TASK DESCRIPTION | Can you turn the material below, from the line holding "more-options-button[interactable] bbox=[400, 130, 440, 160]" through the line holding "song-title: 稻香 bbox=[91, 338, 119, 355]", inclusive, into a Markdown table with a Row column numbering each line and a Text column giving the line itself, leaving out any blank lines?

TASK INPUT |

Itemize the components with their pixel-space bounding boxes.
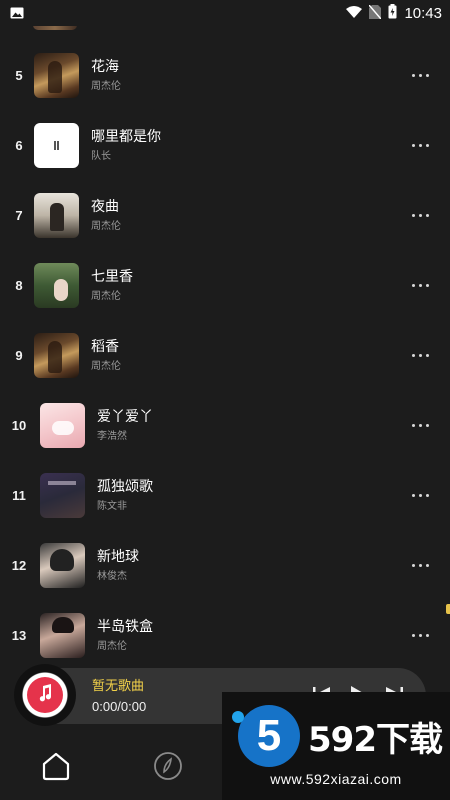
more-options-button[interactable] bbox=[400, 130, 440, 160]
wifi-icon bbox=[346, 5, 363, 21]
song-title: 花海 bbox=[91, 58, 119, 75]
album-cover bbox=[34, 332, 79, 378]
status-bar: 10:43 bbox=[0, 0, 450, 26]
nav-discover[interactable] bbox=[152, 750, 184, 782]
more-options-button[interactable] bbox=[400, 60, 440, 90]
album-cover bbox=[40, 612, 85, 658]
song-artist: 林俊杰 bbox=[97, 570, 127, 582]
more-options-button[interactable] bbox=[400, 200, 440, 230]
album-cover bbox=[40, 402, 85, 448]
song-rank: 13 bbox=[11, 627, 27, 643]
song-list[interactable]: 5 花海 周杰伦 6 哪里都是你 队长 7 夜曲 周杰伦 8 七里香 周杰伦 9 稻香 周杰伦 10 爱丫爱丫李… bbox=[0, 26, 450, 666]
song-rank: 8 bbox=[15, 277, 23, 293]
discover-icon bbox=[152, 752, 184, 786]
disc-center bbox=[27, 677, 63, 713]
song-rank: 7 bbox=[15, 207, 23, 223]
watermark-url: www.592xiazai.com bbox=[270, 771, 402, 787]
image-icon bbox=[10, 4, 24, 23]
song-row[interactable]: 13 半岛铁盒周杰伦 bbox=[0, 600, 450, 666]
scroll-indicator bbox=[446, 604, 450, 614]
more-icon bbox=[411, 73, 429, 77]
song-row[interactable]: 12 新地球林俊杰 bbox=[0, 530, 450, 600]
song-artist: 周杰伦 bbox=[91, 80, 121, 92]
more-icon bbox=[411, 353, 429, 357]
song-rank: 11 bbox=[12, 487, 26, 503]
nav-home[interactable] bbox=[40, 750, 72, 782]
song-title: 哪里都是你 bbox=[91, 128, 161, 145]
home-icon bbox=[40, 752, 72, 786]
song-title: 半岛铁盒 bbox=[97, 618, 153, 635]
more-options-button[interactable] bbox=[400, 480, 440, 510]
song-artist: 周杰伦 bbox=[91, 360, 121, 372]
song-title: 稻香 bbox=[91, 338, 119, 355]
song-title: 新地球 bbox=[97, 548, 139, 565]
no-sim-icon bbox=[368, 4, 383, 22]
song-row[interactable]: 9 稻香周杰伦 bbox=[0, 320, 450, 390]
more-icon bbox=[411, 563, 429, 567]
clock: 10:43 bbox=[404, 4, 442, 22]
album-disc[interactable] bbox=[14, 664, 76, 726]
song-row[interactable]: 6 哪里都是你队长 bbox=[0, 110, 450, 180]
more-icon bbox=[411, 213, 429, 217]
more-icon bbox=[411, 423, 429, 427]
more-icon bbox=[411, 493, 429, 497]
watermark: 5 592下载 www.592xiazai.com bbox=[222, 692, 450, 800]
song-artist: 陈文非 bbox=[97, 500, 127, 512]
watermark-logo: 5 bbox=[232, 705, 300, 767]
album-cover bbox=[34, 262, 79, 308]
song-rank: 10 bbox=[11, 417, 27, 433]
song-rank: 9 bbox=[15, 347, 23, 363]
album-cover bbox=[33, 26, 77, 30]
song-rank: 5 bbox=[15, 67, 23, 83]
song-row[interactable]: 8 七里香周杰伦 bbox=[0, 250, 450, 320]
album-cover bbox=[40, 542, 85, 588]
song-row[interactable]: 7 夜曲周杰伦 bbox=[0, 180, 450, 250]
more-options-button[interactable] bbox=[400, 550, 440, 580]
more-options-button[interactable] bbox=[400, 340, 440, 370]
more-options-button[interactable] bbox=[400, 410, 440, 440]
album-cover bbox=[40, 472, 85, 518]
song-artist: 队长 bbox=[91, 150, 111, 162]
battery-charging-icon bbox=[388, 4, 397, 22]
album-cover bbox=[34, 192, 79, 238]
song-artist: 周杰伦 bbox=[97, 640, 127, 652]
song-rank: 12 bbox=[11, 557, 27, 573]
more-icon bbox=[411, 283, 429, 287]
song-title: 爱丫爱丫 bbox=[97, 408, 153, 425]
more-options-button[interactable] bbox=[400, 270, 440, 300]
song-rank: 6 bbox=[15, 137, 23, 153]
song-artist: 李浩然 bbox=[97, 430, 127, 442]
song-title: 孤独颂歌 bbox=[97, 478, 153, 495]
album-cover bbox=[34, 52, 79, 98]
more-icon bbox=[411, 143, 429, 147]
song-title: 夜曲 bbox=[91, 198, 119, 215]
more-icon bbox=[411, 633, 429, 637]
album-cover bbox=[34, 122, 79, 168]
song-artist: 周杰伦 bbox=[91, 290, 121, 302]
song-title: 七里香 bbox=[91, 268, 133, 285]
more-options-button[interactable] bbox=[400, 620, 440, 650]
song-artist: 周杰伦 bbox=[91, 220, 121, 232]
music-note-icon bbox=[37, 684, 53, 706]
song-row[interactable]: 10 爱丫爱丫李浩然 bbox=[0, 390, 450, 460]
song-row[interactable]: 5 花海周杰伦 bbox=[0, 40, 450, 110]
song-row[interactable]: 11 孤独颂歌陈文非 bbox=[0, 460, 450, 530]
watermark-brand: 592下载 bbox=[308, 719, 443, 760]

WORKED ANSWER |
| Row | Text |
|---|---|
| 1 | more-options-button[interactable] bbox=[400, 130, 440, 160] |
| 2 | wifi-icon bbox=[346, 5, 363, 21] |
| 3 | song-title: 花海 bbox=[91, 58, 119, 75] |
| 4 | album-cover bbox=[34, 332, 79, 378] |
| 5 | status-bar: 10:43 bbox=[0, 0, 450, 26] |
| 6 | nav-discover[interactable] bbox=[152, 750, 184, 782] |
| 7 | more-options-button[interactable] bbox=[400, 60, 440, 90] |
| 8 | album-cover bbox=[40, 612, 85, 658] |
| 9 | song-artist: 林俊杰 bbox=[97, 570, 127, 582] |
| 10 | more-options-button[interactable] bbox=[400, 200, 440, 230] |
| 11 | album-cover bbox=[40, 402, 85, 448] |
| 12 | song-rank: 13 bbox=[11, 627, 27, 643] |
| 13 | song-list[interactable]: 5 花海 周杰伦 6 哪里都是你 队长 7 夜曲 周杰伦 8 七里香 周杰伦 9 稻香 周杰伦 10 爱丫爱丫李… bbox=[0, 26, 450, 666] |
| 14 | song-rank: 8 bbox=[15, 277, 23, 293] |
| 15 | discover-icon bbox=[152, 752, 184, 786] |
| 16 | disc-center bbox=[27, 677, 63, 713] |
| 17 | song-rank: 7 bbox=[15, 207, 23, 223] |
| 18 | watermark-url: www.592xiazai.com bbox=[270, 771, 402, 787] |
| 19 | image-icon bbox=[10, 4, 24, 23] |
| 20 | song-row[interactable]: 13 半岛铁盒周杰伦 bbox=[0, 600, 450, 666] |
| 21 | scroll-indicator bbox=[446, 604, 450, 614] |
| 22 | more-icon bbox=[411, 73, 429, 77] |
| 23 | song-row[interactable]: 12 新地球林俊杰 bbox=[0, 530, 450, 600] |
| 24 | song-artist: 周杰伦 bbox=[91, 80, 121, 92] |
| 25 | more-icon bbox=[411, 353, 429, 357] |
| 26 | song-rank: 11 bbox=[12, 487, 26, 503] |
| 27 | nav-home[interactable] bbox=[40, 750, 72, 782] |
| 28 | song-title: 哪里都是你 bbox=[91, 128, 161, 145] |
| 29 | home-icon bbox=[40, 752, 72, 786] |
| 30 | song-title: 半岛铁盒 bbox=[97, 618, 153, 635] |
| 31 | more-options-button[interactable] bbox=[400, 480, 440, 510] |
| 32 | song-artist: 周杰伦 bbox=[91, 360, 121, 372] |
| 33 | song-title: 稻香 bbox=[91, 338, 119, 355] |